— START RECORDS FOR THIS EXERCISE —

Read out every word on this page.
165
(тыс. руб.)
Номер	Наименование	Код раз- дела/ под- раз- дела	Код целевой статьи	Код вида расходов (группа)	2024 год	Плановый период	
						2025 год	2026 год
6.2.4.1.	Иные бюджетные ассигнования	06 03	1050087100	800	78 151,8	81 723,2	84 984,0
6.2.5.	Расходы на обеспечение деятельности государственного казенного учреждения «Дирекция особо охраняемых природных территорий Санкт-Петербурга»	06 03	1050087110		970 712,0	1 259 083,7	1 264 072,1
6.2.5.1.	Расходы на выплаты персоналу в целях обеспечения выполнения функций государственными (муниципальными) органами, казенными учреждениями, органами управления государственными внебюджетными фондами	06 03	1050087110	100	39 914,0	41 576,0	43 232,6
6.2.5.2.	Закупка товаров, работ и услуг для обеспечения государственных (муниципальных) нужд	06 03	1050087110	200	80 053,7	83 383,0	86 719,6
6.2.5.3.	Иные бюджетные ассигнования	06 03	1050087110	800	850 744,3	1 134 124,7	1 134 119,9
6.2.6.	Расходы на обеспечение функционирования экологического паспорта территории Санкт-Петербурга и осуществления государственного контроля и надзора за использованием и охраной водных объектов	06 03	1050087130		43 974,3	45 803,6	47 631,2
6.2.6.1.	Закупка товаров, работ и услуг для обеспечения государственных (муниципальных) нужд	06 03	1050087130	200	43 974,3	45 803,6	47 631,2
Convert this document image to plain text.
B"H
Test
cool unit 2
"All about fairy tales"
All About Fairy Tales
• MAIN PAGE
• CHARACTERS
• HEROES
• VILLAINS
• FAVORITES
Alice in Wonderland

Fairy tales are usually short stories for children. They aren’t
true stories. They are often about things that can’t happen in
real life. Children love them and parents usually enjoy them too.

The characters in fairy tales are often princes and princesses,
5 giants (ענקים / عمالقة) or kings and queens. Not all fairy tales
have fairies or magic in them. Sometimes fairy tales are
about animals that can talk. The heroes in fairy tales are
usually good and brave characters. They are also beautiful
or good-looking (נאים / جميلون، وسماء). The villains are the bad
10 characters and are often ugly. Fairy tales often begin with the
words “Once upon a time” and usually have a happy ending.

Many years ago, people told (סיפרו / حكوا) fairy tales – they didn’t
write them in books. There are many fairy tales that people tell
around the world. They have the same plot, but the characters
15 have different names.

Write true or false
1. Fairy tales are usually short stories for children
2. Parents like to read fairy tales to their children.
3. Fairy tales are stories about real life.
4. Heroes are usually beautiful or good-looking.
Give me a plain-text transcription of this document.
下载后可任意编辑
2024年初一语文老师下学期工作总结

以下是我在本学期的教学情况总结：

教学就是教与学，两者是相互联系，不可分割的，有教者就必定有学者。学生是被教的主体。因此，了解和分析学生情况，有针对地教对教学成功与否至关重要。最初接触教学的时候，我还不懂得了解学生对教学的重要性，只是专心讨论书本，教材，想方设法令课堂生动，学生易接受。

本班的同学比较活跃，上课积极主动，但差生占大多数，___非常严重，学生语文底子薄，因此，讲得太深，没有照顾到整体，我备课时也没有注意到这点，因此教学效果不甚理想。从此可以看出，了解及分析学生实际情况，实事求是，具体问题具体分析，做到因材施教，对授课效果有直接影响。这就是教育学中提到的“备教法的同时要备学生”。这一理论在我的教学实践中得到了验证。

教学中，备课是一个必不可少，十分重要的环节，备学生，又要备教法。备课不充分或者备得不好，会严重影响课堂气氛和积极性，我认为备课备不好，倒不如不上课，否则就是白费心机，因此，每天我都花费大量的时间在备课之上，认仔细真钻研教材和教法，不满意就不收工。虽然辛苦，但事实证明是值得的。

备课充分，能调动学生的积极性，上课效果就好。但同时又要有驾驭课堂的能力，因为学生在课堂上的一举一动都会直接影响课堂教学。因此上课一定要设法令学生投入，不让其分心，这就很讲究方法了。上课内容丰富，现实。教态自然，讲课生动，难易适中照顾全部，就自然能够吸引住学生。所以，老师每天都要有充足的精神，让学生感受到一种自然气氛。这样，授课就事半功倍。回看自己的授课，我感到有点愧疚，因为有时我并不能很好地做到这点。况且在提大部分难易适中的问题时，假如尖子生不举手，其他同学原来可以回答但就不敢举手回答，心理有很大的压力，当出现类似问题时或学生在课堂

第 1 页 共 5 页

— END RECORDS FOR THIS EXERCISE —

=== WORK REQUIRED ===
Retype all the material above precisely, with no line left out.

=== CORRECT ANSWER ===
Read out every word on this page.
165
(тыс. руб.)
Номер	Наименование	Код раз- дела/ под- раз- дела	Код целевой статьи	Код вида расходов (группа)	2024 год	Плановый период	
						2025 год	2026 год
6.2.4.1.	Иные бюджетные ассигнования	06 03	1050087100	800	78 151,8	81 723,2	84 984,0
6.2.5.	Расходы на обеспечение деятельности государственного казенного учреждения «Дирекция особо охраняемых природных территорий Санкт-Петербурга»	06 03	1050087110		970 712,0	1 259 083,7	1 264 072,1
6.2.5.1.	Расходы на выплаты персоналу в целях обеспечения выполнения функций государственными (муниципальными) органами, казенными учреждениями, органами управления государственными внебюджетными фондами	06 03	1050087110	100	39 914,0	41 576,0	43 232,6
6.2.5.2.	Закупка товаров, работ и услуг для обеспечения государственных (муниципальных) нужд	06 03	1050087110	200	80 053,7	83 383,0	86 719,6
6.2.5.3.	Иные бюджетные ассигнования	06 03	1050087110	800	850 744,3	1 134 124,7	1 134 119,9
6.2.6.	Расходы на обеспечение функционирования экологического паспорта территории Санкт-Петербурга и осуществления государственного контроля и надзора за использованием и охраной водных объектов	06 03	1050087130		43 974,3	45 803,6	47 631,2
6.2.6.1.	Закупка товаров, работ и услуг для обеспечения государственных (муниципальных) нужд	06 03	1050087130	200	43 974,3	45 803,6	47 631,2
Convert this document image to plain text.
B"H
Test
cool unit 2
"All about fairy tales"
All About Fairy Tales
• MAIN PAGE
• CHARACTERS
• HEROES
• VILLAINS
• FAVORITES
Alice in Wonderland

Fairy tales are usually short stories for children. They aren’t
true stories. They are often about things that can’t happen in
real life. Children love them and parents usually enjoy them too.

The characters in fairy tales are often princes and princesses,
5 giants (ענקים / عمالقة) or kings and queens. Not all fairy tales
have fairies or magic in them. Sometimes fairy tales are
about animals that can talk. The heroes in fairy tales are
usually good and brave characters. They are also beautiful
or good-looking (נאים / جميلون، وسماء). The villains are the bad
10 characters and are often ugly. Fairy tales often begin with the
words “Once upon a time” and usually have a happy ending.

Many years ago, people told (סיפרו / حكوا) fairy tales – they didn’t
write them in books. There are many fairy tales that people tell
around the world. They have the same plot, but the characters
15 have different names.

Write true or false
1. Fairy tales are usually short stories for children
2. Parents like to read fairy tales to their children.
3. Fairy tales are stories about real life.
4. Heroes are usually beautiful or good-looking.
Give me a plain-text transcription of this document.
下载后可任意编辑
2024年初一语文老师下学期工作总结

以下是我在本学期的教学情况总结：

教学就是教与学，两者是相互联系，不可分割的，有教者就必定有学者。学生是被教的主体。因此，了解和分析学生情况，有针对地教对教学成功与否至关重要。最初接触教学的时候，我还不懂得了解学生对教学的重要性，只是专心讨论书本，教材，想方设法令课堂生动，学生易接受。

本班的同学比较活跃，上课积极主动，但差生占大多数，___非常严重，学生语文底子薄，因此，讲得太深，没有照顾到整体，我备课时也没有注意到这点，因此教学效果不甚理想。从此可以看出，了解及分析学生实际情况，实事求是，具体问题具体分析，做到因材施教，对授课效果有直接影响。这就是教育学中提到的“备教法的同时要备学生”。这一理论在我的教学实践中得到了验证。

教学中，备课是一个必不可少，十分重要的环节，备学生，又要备教法。备课不充分或者备得不好，会严重影响课堂气氛和积极性，我认为备课备不好，倒不如不上课，否则就是白费心机，因此，每天我都花费大量的时间在备课之上，认仔细真钻研教材和教法，不满意就不收工。虽然辛苦，但事实证明是值得的。

备课充分，能调动学生的积极性，上课效果就好。但同时又要有驾驭课堂的能力，因为学生在课堂上的一举一动都会直接影响课堂教学。因此上课一定要设法令学生投入，不让其分心，这就很讲究方法了。上课内容丰富，现实。教态自然，讲课生动，难易适中照顾全部，就自然能够吸引住学生。所以，老师每天都要有充足的精神，让学生感受到一种自然气氛。这样，授课就事半功倍。回看自己的授课，我感到有点愧疚，因为有时我并不能很好地做到这点。况且在提大部分难易适中的问题时，假如尖子生不举手，其他同学原来可以回答但就不敢举手回答，心理有很大的压力，当出现类似问题时或学生在课堂

第 1 页 共 5 页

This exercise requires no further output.